> **Records shown**
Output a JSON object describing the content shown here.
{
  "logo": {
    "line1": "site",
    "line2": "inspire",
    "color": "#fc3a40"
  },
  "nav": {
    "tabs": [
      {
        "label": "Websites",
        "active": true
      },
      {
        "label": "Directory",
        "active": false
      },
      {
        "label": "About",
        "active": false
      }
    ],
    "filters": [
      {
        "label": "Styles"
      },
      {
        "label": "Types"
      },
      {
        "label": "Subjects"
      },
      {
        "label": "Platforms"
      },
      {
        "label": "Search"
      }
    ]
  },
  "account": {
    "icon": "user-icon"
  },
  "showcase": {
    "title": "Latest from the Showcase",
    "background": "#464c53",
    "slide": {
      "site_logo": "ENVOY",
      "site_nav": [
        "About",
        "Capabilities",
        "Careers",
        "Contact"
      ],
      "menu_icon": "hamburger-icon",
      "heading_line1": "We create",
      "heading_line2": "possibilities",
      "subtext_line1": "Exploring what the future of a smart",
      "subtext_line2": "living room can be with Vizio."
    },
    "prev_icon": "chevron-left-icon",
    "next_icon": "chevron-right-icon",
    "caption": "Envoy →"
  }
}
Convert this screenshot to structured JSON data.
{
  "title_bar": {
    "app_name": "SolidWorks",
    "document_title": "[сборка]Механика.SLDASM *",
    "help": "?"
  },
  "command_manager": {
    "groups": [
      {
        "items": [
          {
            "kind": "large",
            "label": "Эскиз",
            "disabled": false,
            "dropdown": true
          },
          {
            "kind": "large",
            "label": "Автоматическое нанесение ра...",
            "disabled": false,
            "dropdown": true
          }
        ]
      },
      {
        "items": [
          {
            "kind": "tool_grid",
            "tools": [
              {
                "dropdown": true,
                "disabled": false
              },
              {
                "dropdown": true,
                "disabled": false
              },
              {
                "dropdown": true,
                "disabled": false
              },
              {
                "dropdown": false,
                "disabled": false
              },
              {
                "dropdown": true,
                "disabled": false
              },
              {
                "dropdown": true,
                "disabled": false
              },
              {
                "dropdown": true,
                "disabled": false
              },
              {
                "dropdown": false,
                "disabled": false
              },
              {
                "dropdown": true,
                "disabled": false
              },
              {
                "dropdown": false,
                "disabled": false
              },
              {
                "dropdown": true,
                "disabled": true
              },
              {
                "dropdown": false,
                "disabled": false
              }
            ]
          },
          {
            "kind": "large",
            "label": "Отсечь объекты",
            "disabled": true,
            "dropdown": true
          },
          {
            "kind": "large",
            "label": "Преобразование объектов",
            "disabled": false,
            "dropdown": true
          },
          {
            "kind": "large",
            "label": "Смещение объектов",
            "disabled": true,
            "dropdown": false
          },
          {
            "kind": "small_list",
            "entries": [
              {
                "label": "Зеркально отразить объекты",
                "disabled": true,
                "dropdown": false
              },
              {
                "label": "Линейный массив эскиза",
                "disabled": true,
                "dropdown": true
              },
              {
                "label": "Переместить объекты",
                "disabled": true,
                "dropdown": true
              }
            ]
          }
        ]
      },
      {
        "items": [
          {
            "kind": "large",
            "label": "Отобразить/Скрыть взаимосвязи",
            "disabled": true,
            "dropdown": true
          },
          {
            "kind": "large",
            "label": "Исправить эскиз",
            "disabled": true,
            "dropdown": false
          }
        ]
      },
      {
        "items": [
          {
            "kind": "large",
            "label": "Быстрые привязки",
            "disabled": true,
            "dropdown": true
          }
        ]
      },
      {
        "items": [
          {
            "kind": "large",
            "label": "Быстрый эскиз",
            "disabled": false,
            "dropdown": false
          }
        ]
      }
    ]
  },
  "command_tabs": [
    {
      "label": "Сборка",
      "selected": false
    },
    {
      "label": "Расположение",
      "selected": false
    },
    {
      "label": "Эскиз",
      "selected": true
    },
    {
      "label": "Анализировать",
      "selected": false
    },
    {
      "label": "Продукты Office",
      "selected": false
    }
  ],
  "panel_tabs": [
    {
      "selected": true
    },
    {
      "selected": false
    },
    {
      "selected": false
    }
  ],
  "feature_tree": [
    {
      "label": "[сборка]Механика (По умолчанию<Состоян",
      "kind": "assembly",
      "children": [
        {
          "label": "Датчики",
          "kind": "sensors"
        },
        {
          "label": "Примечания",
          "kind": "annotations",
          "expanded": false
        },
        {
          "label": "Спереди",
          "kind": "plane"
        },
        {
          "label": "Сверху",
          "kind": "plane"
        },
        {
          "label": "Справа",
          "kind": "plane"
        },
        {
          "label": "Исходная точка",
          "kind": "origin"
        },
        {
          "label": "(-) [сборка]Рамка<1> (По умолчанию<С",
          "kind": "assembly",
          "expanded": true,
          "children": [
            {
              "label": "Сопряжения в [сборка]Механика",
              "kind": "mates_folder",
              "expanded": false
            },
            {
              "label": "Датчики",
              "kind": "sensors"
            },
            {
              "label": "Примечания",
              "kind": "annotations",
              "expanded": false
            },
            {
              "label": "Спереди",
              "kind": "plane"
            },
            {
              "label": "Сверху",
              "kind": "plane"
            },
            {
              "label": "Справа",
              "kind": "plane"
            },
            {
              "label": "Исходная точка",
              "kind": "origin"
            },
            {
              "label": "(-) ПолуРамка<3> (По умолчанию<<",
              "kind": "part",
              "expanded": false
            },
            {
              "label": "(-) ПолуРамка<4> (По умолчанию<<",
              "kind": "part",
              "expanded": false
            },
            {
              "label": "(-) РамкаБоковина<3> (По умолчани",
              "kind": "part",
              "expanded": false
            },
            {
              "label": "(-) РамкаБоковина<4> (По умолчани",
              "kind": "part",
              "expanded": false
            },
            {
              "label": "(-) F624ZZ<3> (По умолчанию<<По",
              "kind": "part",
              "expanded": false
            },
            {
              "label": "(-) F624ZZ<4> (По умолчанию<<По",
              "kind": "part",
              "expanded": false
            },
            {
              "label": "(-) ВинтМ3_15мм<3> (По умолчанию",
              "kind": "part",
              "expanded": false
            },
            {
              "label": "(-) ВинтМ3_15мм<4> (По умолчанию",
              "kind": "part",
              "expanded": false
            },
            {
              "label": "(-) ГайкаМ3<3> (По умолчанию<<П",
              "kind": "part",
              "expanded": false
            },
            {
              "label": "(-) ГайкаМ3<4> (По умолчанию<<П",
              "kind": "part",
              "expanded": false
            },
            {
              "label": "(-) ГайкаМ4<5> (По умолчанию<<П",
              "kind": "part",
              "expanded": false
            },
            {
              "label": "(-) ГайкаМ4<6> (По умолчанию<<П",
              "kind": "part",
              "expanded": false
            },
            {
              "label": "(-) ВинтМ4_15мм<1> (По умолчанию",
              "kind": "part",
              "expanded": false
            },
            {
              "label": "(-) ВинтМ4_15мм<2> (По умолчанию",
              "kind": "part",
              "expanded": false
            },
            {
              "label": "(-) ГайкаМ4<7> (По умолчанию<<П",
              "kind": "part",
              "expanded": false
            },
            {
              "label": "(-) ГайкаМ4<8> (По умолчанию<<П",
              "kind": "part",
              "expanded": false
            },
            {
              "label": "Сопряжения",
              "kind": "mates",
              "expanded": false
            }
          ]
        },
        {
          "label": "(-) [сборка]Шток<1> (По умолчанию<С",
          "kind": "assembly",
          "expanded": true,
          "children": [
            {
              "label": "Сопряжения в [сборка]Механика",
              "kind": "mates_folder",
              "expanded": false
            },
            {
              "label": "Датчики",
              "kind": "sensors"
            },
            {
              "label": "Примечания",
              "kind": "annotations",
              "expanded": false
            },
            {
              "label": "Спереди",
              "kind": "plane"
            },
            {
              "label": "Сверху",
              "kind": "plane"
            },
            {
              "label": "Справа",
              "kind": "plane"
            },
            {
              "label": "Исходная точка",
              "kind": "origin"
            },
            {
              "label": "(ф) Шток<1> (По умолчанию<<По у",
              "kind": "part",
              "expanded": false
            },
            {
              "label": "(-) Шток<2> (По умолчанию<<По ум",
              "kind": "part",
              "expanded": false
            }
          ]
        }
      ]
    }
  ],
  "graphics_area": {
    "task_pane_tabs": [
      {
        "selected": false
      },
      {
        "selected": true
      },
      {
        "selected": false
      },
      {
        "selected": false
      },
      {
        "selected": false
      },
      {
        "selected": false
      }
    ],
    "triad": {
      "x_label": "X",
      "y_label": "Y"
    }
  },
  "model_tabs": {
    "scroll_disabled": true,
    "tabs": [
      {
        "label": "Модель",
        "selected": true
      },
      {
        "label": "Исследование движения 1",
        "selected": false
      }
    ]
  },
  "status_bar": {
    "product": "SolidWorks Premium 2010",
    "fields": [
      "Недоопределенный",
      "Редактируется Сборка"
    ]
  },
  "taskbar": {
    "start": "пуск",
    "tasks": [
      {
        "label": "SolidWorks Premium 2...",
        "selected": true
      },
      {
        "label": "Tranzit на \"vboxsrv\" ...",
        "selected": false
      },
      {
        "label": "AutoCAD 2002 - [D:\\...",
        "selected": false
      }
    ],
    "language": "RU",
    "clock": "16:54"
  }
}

> **What you are asked to do**
Report how many lines of the entries hold the string "объекты". Provide the number alone.

> **Complete answer**
3